What is asked: For the material that follows, list every line containing the word "выгоды".

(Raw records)
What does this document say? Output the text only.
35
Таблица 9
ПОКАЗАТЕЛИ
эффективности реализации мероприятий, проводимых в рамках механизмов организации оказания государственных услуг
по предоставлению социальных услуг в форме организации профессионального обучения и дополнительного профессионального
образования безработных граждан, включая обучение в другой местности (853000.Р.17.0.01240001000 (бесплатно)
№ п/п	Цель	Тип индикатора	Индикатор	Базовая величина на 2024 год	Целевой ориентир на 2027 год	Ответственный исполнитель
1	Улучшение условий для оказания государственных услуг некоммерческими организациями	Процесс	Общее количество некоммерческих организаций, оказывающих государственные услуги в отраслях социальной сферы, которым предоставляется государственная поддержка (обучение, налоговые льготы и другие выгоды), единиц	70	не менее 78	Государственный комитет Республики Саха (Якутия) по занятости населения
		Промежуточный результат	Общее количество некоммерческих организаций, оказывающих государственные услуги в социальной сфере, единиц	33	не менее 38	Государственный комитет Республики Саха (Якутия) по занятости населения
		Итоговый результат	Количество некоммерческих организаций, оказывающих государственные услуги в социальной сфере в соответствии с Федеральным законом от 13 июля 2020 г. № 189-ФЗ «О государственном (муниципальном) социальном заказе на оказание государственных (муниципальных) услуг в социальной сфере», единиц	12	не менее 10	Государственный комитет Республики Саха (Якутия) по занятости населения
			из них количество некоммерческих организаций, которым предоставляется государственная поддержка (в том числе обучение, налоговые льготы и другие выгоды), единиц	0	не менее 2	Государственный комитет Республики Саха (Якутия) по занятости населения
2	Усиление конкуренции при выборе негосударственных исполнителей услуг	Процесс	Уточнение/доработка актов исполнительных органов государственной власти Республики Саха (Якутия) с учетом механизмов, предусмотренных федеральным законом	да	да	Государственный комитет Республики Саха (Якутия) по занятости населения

---

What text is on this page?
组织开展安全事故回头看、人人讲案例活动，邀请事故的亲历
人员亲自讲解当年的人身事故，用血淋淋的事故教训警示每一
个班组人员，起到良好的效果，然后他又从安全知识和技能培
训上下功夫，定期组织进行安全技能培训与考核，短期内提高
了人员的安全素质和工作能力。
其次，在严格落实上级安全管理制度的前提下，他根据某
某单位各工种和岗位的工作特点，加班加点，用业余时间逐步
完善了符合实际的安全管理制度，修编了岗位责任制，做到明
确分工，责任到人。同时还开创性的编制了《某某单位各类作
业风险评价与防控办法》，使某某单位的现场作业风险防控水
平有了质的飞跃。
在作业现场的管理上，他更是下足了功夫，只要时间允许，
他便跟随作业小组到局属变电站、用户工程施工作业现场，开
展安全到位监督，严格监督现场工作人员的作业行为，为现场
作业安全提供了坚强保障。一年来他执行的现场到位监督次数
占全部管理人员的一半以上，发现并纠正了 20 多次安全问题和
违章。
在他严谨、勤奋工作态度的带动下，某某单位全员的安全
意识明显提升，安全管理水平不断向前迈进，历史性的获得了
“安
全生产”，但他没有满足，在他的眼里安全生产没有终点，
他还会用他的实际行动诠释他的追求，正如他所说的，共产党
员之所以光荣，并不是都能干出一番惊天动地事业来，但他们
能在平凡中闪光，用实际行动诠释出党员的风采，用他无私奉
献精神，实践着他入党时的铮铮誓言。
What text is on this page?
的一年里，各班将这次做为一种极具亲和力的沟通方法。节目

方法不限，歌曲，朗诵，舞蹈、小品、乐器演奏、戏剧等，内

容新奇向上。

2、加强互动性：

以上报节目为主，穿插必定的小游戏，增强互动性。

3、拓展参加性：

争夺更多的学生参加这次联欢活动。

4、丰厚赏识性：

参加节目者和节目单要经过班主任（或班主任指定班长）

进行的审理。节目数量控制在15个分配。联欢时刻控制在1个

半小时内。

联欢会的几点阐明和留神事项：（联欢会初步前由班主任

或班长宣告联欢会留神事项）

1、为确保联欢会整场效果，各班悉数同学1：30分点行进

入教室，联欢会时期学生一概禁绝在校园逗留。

--

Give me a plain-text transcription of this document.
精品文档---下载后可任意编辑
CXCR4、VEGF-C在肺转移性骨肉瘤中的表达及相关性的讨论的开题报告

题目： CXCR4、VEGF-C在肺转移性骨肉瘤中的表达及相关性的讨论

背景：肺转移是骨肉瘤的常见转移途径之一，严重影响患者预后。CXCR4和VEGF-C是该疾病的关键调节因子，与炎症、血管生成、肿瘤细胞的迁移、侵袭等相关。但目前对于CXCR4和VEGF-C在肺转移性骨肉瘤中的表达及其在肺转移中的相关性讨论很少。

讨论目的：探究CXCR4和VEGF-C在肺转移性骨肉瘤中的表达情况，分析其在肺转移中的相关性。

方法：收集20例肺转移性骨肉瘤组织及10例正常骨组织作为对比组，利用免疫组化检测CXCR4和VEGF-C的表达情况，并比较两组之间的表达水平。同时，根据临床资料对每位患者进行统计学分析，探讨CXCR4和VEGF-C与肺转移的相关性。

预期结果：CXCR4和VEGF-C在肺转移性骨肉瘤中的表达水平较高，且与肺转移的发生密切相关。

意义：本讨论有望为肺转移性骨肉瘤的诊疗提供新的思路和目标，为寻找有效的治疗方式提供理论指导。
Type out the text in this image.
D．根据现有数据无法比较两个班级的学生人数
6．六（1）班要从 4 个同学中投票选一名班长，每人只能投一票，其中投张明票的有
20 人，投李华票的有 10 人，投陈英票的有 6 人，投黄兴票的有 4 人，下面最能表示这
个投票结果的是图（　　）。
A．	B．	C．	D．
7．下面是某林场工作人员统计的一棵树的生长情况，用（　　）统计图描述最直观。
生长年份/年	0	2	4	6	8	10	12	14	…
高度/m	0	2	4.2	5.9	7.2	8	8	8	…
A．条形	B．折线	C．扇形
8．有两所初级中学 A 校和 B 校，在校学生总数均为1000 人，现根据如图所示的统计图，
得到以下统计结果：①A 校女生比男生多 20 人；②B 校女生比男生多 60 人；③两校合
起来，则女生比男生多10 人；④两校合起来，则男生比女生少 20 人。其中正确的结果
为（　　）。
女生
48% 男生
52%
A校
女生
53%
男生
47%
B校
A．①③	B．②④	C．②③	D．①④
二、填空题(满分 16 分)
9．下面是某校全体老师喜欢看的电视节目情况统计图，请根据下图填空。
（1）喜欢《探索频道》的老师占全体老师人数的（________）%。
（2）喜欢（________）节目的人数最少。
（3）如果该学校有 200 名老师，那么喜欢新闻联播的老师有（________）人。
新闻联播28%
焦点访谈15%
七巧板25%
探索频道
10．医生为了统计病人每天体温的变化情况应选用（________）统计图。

Full response:
1	Улучшение условий для оказания государственных услуг некоммерческими организациями	Процесс	Общее количество некоммерческих организаций, оказывающих государственные услуги в отраслях социальной сферы, которым предоставляется государственная поддержка (обучение, налоговые льготы и другие выгоды), единиц	70	не менее 78	Государственный комитет Республики Саха (Якутия) по занятости населения
			из них количество некоммерческих организаций, которым предоставляется государственная поддержка (в том числе обучение, налоговые льготы и другие выгоды), единиц	0	не менее 2	Государственный комитет Республики Саха (Якутия) по занятости населения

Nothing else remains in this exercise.